Look through the data for the string "Version". Copy every line where it is found.

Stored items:
☆ ☆ ☆ ☆ ☆
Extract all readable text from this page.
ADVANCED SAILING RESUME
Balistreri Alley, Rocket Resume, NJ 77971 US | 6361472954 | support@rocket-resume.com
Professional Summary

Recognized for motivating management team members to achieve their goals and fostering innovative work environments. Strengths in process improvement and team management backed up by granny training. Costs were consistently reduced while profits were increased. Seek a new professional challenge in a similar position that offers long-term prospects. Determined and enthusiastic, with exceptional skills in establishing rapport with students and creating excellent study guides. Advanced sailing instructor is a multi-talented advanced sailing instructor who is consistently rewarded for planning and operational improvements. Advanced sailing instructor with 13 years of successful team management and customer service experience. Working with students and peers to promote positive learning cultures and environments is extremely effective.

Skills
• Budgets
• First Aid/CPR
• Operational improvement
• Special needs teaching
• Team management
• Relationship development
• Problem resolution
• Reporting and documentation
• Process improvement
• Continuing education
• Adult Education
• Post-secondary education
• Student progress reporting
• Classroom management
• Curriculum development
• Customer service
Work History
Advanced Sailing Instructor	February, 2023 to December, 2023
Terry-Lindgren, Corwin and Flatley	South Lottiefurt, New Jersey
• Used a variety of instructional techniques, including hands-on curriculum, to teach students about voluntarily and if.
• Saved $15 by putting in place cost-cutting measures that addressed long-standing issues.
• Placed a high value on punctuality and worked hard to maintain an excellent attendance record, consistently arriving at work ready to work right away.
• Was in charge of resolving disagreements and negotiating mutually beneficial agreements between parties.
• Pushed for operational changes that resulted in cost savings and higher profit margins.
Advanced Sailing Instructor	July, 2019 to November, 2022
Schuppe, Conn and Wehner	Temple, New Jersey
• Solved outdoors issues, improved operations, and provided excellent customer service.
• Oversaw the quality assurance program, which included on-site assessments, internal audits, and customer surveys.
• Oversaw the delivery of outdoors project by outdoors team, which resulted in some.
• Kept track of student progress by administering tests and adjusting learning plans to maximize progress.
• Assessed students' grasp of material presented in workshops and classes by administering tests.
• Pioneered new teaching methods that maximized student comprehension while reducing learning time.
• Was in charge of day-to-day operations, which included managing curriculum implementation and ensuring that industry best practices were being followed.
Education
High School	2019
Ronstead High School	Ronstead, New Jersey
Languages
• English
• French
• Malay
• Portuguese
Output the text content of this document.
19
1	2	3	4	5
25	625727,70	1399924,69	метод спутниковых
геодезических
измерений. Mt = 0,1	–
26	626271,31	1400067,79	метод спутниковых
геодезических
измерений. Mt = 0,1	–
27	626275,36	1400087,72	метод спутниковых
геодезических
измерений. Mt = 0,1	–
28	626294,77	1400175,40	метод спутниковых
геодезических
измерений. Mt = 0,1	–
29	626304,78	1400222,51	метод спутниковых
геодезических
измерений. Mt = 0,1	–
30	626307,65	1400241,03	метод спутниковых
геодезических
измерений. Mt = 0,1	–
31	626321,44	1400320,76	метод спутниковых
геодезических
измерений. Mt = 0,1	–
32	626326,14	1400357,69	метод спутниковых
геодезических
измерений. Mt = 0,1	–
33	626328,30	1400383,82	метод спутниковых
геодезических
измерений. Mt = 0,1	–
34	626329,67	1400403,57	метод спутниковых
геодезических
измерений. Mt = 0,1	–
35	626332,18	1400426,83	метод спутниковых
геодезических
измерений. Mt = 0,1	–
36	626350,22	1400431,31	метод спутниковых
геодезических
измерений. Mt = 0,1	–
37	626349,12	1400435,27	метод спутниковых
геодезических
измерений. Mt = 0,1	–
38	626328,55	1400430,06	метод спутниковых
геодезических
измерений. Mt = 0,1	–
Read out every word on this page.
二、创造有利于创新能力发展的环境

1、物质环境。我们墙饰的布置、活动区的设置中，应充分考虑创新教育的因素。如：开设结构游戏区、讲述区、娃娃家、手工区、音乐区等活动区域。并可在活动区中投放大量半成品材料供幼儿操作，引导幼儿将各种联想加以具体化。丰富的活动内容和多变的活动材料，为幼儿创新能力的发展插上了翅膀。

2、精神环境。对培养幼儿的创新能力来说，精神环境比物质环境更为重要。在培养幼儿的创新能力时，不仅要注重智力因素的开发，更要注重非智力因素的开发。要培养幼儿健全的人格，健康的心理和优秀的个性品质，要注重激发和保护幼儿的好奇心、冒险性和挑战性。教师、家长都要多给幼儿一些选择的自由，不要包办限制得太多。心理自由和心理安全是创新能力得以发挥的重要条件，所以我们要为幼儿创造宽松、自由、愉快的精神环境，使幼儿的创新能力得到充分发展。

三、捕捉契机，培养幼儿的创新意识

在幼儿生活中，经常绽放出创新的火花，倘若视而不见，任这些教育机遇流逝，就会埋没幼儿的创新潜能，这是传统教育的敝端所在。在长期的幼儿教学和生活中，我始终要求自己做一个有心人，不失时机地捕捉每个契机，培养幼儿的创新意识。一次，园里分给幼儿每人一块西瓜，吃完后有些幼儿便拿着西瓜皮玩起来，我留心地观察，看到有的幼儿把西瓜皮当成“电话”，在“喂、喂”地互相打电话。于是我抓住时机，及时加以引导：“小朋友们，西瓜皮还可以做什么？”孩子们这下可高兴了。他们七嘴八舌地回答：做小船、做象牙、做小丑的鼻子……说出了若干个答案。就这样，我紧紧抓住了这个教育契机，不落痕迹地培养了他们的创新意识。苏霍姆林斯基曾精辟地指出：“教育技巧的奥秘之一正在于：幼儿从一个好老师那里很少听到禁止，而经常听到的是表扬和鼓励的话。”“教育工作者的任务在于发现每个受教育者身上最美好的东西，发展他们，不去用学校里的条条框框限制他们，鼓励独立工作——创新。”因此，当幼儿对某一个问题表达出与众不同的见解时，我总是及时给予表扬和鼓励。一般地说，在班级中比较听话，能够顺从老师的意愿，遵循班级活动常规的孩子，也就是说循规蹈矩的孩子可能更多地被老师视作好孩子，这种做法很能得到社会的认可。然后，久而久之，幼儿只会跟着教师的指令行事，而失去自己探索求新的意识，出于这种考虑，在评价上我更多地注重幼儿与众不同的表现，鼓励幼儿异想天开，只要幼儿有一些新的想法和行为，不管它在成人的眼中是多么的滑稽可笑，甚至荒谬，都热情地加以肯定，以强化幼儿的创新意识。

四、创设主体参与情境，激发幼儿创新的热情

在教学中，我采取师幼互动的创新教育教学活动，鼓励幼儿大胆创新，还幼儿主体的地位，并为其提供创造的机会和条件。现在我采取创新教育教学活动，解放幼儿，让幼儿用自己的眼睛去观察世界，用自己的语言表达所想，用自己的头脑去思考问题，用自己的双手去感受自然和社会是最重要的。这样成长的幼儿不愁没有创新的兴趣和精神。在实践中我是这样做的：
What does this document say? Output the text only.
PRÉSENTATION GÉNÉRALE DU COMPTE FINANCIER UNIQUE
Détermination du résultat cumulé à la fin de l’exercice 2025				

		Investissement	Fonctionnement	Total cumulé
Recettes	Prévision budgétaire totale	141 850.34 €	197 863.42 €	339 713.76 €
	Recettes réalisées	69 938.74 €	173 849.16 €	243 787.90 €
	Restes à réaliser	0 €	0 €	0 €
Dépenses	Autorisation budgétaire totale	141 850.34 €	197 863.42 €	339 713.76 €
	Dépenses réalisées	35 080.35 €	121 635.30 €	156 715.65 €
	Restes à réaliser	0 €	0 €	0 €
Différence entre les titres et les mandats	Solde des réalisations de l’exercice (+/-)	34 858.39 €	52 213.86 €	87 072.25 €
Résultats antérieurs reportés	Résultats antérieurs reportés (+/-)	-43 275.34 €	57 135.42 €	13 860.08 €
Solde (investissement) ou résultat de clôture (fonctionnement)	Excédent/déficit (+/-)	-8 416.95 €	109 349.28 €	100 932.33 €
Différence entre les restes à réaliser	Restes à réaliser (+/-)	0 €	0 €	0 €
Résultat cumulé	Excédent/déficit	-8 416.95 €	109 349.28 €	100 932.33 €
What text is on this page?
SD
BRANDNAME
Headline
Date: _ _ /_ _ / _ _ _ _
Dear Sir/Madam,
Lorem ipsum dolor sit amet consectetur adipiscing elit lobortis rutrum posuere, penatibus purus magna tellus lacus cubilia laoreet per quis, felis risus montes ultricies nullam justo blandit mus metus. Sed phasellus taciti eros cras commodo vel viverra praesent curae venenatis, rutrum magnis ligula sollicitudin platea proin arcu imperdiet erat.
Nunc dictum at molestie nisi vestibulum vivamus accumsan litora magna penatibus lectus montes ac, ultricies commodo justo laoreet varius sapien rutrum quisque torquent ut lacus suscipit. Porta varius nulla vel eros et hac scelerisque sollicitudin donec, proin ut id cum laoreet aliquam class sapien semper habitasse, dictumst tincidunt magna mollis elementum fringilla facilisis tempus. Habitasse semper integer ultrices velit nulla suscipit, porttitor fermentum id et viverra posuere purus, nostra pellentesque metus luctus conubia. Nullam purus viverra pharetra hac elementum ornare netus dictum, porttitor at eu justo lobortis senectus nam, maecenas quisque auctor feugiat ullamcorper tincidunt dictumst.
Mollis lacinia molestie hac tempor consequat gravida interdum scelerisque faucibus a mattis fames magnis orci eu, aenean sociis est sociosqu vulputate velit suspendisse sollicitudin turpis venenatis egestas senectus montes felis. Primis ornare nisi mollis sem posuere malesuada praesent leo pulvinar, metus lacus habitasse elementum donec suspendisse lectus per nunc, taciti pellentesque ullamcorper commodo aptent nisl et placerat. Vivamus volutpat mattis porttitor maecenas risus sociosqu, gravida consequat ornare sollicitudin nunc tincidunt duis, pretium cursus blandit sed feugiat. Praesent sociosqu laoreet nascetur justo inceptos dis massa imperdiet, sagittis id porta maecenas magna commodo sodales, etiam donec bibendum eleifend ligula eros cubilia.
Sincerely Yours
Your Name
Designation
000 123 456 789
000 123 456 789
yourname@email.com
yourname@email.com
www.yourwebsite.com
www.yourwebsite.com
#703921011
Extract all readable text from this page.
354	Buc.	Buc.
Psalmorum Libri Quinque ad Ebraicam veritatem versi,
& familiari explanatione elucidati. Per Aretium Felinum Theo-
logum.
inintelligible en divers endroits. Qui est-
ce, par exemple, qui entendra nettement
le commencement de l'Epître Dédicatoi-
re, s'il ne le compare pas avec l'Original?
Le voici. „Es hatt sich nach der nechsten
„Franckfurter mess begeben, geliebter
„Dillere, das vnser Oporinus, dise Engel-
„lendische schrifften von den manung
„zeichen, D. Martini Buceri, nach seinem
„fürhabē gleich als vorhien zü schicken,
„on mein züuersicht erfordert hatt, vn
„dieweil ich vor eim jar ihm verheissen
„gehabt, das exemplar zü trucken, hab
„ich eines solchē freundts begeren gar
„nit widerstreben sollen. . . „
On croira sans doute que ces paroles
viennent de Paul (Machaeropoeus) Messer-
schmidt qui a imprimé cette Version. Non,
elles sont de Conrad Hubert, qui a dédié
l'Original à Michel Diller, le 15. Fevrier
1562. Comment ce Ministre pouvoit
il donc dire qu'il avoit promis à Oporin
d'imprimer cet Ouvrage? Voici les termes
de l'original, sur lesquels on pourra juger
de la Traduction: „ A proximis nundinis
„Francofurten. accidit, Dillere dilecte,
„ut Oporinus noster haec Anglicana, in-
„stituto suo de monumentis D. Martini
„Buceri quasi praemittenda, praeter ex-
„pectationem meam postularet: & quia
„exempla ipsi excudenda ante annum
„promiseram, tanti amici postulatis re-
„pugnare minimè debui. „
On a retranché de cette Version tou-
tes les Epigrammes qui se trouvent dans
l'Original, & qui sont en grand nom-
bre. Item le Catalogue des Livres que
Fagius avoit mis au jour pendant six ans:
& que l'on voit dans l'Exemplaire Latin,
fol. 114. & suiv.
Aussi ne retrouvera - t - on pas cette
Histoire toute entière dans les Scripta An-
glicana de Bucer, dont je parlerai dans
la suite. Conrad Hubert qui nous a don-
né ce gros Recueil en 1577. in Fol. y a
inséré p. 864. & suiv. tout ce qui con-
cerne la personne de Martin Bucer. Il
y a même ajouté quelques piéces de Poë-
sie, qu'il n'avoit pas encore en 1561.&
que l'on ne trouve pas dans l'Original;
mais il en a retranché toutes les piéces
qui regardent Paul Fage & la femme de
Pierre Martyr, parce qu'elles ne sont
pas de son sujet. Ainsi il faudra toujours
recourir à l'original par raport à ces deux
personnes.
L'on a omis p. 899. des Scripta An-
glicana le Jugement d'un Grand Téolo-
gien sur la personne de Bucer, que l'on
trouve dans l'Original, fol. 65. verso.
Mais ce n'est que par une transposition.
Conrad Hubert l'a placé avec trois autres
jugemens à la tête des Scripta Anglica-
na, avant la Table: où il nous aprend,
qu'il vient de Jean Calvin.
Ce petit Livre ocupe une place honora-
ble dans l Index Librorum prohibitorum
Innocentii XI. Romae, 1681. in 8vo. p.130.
☆ ☆ ☆ ☆ ☆
*ANSWER:*
schmidt qui a imprimé cette Version. Non,
On a retranché de cette Version tou-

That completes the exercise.